» **TESTO ESTRATTO**
════════
Come in un diario di guerra, con un'anima amatoriale e profondamente realistica, il documentario di Abbas Rezaie raccoglie testimonianze e parole dei giornalisti dell'Etilaat Roz durante l'ascesa repressiva del regime talebano.
Il documentario, che prende il nome dal giornale al centro della vicenda, è girato da Abbas Rezaie, uno dei membri della redazione, e prodotto dal caporedattore Zaki Daryabi. Percorrendo i corridoi e le stanze della redazione, che in quel momento appare come un vero e proprio fortino, Rezaie raccoglie le testimonianze di diversi giornalisti. Tra gli umori, i volti, le parole e i gesti spezzati dall'apprensione, c'è un luogo in cui ogni cosa sta per cambiare e ogni certezza sta per crollare, mentre per le strade ruggiscono le canne dei fucili. In questo clima di paura, Zaki Daryabi, a capo dell'Etilaat Roz, si ritrova a dover decidere del destino del suo giornale e anche di quello dei suoi collaboratori, come un capitano che guida la propria nave che sembra destinata a inabissarsi. L'Etilaat Roz per lui è tutto: è il compimento non solo di un sogno lavorativo ma di un'ideale giornalistico incontaminato e libero, ora messo in pericolo da un regime repressivo, violento e antitetico al suo credo. Da una parte c'è il bene del proprio giornale e la sua sopravvivenza, dall'altra la sicurezza dei suoi collaboratori. Lui decide di restare, di guidare il timone fino alla fine, lasciando assoluta libertà al suo staff. In un momento in cui ogni cosa appare in bilico, c'è chi decide di partire, affrontando il caos di un aeroporto al collasso, chi decide di restare e chi, privo di un passaporto, rimane intrappolato nella confusione di una burocrazia immobile.
════════
» **ESTRATTO DATI**
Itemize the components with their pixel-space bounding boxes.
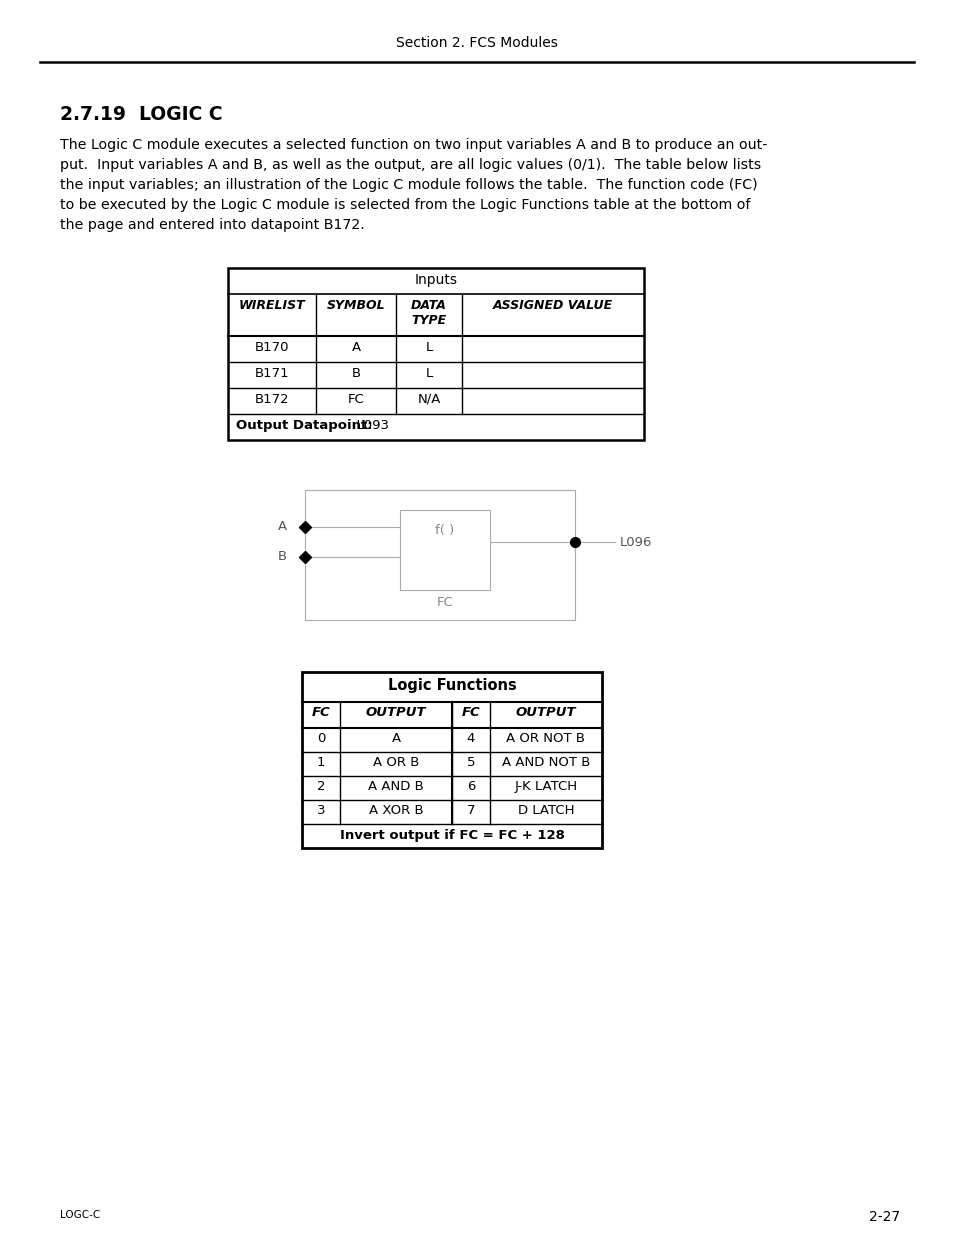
════════
» **CONSEGNA A**
Secondo il testo sul documentario dell'Etilaat Roz, chi ha prodotto il documentario?
» **CONSEGNA B**
Trascrivi senza alcuna modifica il passo del testo sul documentario dell'Etilaat Roz che va da "Come in un diario" fino a "del regime talebano.".

» **SOLUZIONE SCRITTA A**
Il caporedattore Zaki Daryabi.

» **SOLUZIONE SCRITTA B**
Come in un diario di guerra, con un'anima amatoriale e profondamente realistica, il documentario di Abbas Rezaie raccoglie testimonianze e parole dei giornalisti dell'Etilaat Roz durante l'ascesa repressiva del regime talebano.